• YOUR TASK: Convert the lines starting with the one that contains "Give me the" and going on through the one that contains "staticText: Profile [80,163,129,185]" into a JSON list of strings, one string per line, with blank lines omitted; include no other lines.
=== RECORD EXCERPTS ===
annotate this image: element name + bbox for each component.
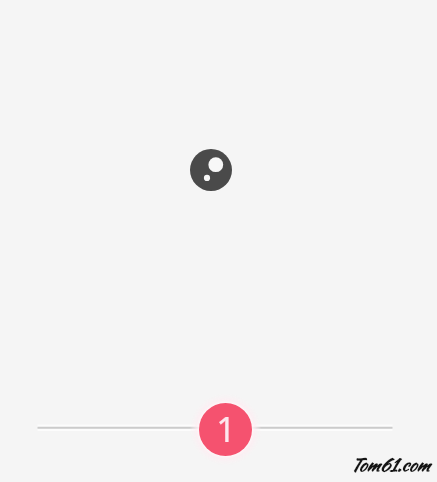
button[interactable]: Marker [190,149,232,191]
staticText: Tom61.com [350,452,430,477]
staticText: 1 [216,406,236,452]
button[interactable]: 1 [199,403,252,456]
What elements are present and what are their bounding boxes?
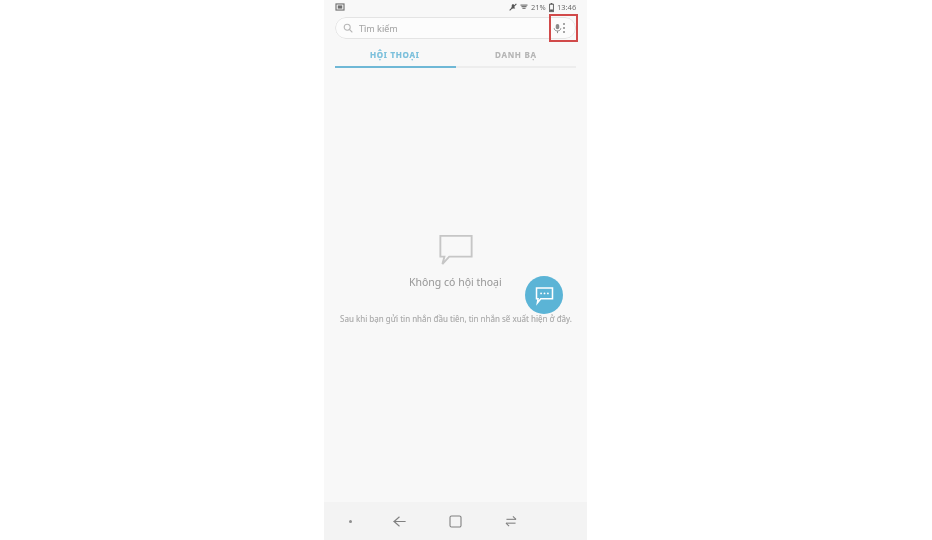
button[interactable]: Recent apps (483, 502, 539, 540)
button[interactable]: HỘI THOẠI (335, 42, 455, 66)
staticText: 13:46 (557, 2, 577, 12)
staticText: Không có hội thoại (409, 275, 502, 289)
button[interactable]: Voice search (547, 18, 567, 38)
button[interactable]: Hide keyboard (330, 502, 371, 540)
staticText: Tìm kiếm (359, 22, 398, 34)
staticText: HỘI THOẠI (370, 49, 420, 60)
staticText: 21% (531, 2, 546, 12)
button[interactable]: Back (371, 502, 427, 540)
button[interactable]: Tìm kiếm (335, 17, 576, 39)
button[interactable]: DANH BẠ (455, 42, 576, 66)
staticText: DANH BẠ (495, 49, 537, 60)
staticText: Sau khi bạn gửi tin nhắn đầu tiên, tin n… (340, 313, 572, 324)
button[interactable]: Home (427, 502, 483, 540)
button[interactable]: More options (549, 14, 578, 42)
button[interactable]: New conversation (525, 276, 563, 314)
===
=== RECORD EXCERPTS ===
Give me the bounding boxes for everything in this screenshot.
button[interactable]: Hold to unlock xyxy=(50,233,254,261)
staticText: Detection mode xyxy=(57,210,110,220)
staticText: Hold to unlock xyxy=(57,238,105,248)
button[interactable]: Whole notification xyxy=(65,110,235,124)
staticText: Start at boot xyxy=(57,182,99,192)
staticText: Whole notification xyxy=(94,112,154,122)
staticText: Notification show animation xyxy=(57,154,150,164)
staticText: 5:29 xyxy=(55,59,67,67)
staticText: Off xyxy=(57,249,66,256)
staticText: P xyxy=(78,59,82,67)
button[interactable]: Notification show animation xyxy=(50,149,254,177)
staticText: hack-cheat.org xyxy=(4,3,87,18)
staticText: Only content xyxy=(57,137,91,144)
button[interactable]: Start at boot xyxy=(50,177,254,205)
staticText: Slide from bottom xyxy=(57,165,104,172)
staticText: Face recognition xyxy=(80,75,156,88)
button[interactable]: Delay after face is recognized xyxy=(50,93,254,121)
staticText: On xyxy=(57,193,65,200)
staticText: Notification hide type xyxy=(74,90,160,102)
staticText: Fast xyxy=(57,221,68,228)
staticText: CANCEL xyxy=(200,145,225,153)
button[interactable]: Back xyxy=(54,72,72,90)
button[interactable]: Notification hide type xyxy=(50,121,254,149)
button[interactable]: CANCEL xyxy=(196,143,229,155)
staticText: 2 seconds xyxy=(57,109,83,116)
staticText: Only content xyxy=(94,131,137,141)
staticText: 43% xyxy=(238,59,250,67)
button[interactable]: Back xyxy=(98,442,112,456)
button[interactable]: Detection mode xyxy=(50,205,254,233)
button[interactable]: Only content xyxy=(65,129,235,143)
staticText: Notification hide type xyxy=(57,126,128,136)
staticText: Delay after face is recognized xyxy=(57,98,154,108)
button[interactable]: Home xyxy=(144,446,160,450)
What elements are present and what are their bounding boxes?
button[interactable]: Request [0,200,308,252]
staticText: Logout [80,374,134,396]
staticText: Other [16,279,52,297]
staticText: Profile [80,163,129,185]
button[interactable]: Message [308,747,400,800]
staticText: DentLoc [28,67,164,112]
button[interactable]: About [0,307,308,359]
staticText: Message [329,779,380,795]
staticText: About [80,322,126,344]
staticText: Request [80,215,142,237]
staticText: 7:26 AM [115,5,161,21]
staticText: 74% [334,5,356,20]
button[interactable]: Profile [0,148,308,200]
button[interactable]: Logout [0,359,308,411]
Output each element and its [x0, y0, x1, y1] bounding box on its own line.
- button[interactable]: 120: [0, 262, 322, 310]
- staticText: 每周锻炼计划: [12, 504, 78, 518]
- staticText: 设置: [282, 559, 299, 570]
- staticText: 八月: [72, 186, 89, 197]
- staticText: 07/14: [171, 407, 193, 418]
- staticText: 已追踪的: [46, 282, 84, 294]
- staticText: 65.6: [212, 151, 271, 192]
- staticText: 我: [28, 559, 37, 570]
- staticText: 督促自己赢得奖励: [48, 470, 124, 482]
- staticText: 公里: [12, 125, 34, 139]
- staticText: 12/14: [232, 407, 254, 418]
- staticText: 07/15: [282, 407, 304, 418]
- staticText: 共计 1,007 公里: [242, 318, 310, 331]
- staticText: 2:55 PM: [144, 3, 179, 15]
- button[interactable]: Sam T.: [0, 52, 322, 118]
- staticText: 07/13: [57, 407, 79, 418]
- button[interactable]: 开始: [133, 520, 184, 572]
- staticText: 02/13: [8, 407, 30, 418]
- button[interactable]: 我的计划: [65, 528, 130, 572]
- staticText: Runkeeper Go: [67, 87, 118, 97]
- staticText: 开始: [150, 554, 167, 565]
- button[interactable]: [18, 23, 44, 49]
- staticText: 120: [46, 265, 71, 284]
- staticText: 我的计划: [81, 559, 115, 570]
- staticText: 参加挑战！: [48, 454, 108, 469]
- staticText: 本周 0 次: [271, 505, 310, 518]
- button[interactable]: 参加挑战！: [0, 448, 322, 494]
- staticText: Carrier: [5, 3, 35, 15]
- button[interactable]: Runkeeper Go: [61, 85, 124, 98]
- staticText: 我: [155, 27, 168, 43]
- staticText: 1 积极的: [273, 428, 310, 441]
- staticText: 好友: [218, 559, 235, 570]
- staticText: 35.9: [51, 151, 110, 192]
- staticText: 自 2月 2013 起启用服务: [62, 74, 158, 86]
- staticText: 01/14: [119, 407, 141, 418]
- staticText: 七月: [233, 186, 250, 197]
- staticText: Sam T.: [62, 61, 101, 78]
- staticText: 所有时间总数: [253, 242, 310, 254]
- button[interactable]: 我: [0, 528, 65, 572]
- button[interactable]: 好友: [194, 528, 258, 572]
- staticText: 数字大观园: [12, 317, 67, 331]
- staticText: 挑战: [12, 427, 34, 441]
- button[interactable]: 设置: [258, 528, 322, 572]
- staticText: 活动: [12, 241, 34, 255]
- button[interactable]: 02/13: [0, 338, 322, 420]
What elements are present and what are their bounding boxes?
===
=== RECORD EXCERPTS ===
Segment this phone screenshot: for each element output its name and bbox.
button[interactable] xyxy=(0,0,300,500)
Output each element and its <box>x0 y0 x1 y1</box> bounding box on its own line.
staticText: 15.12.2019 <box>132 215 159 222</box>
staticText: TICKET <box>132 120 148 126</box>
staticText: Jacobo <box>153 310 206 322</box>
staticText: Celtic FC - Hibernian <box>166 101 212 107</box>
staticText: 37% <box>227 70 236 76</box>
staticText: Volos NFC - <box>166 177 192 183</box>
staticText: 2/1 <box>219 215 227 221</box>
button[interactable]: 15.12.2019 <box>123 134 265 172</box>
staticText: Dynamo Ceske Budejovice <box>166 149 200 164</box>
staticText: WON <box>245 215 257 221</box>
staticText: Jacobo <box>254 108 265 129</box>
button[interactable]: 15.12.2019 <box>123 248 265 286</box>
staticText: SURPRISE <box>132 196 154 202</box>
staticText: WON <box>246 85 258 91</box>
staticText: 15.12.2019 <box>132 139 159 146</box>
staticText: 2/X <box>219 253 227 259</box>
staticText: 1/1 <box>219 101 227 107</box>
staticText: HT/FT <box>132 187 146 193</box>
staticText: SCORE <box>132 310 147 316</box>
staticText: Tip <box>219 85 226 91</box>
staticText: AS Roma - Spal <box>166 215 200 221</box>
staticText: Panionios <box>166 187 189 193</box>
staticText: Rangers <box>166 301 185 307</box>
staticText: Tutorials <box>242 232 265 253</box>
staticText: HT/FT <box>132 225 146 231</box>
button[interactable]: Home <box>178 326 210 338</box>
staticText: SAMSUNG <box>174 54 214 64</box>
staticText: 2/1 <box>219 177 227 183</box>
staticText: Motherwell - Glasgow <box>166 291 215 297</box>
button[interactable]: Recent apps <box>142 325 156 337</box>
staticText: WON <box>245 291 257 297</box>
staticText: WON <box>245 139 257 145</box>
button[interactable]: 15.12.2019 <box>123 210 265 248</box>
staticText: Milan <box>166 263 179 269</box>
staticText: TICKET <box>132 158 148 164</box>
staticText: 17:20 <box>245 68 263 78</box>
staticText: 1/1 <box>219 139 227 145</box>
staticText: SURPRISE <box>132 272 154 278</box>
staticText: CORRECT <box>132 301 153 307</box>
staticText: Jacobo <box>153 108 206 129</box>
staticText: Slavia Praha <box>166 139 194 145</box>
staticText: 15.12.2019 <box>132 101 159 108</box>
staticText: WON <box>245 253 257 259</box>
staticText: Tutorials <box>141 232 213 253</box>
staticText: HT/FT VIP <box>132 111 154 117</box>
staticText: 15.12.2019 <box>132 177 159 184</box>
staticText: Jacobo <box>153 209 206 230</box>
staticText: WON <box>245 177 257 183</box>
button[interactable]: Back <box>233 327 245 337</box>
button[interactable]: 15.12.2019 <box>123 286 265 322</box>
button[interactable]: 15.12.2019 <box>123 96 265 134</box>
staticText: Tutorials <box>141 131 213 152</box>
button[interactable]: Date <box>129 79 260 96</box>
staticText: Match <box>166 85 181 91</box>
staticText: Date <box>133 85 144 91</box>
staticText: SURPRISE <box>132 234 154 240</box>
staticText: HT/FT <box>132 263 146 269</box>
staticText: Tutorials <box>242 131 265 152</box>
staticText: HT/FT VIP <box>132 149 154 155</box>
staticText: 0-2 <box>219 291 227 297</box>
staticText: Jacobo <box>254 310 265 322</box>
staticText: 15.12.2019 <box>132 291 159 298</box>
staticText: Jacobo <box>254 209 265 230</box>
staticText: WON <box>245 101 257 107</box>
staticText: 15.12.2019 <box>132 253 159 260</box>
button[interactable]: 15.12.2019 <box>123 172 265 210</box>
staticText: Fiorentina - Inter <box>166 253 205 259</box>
===
• SOLUTION:
[
  "Give me the bounding boxes for everything in this screenshot.",
  "button[interactable]: Hold to unlock xyxy=(50,233,254,261)",
  "staticText: Detection mode xyxy=(57,210,110,220)",
  "staticText: Hold to unlock xyxy=(57,238,105,248)",
  "button[interactable]: Whole notification xyxy=(65,110,235,124)",
  "staticText: Start at boot xyxy=(57,182,99,192)",
  "staticText: Whole notification xyxy=(94,112,154,122)",
  "staticText: Notification show animation xyxy=(57,154,150,164)",
  "staticText: 5:29 xyxy=(55,59,67,67)",
  "staticText: Off xyxy=(57,249,66,256)",
  "staticText: P xyxy=(78,59,82,67)",
  "button[interactable]: Notification show animation xyxy=(50,149,254,177)",
  "staticText: hack-cheat.org xyxy=(4,3,87,18)",
  "staticText: Only content xyxy=(57,137,91,144)",
  "button[interactable]: Start at boot xyxy=(50,177,254,205)",
  "staticText: Slide from bottom xyxy=(57,165,104,172)",
  "staticText: Face recognition xyxy=(80,75,156,88)",
  "button[interactable]: Delay after face is recognized xyxy=(50,93,254,121)",
  "staticText: On xyxy=(57,193,65,200)",
  "staticText: Notification hide type xyxy=(74,90,160,102)",
  "staticText: Fast xyxy=(57,221,68,228)",
  "staticText: CANCEL xyxy=(200,145,225,153)",
  "button[interactable]: Back xyxy=(54,72,72,90)",
  "button[interactable]: Notification hide type xyxy=(50,121,254,149)",
  "button[interactable]: CANCEL xyxy=(196,143,229,155)",
  "staticText: 2 seconds xyxy=(57,109,83,116)",
  "staticText: Only content xyxy=(94,131,137,141)",
  "staticText: 43% xyxy=(238,59,250,67)",
  "button[interactable]: Back xyxy=(98,442,112,456)",
  "button[interactable]: Detection mode xyxy=(50,205,254,233)",
  "button[interactable]: Only content xyxy=(65,129,235,143)",
  "staticText: Notification hide type xyxy=(57,126,128,136)",
  "staticText: Delay after face is recognized xyxy=(57,98,154,108)",
  "button[interactable]: Home xyxy=(144,446,160,450)",
  "What elements are present and what are their bounding boxes?",
  "button[interactable]: Request [0,200,308,252]",
  "staticText: Logout [80,374,134,396]",
  "staticText: Other [16,279,52,297]",
  "staticText: Profile [80,163,129,185]"
]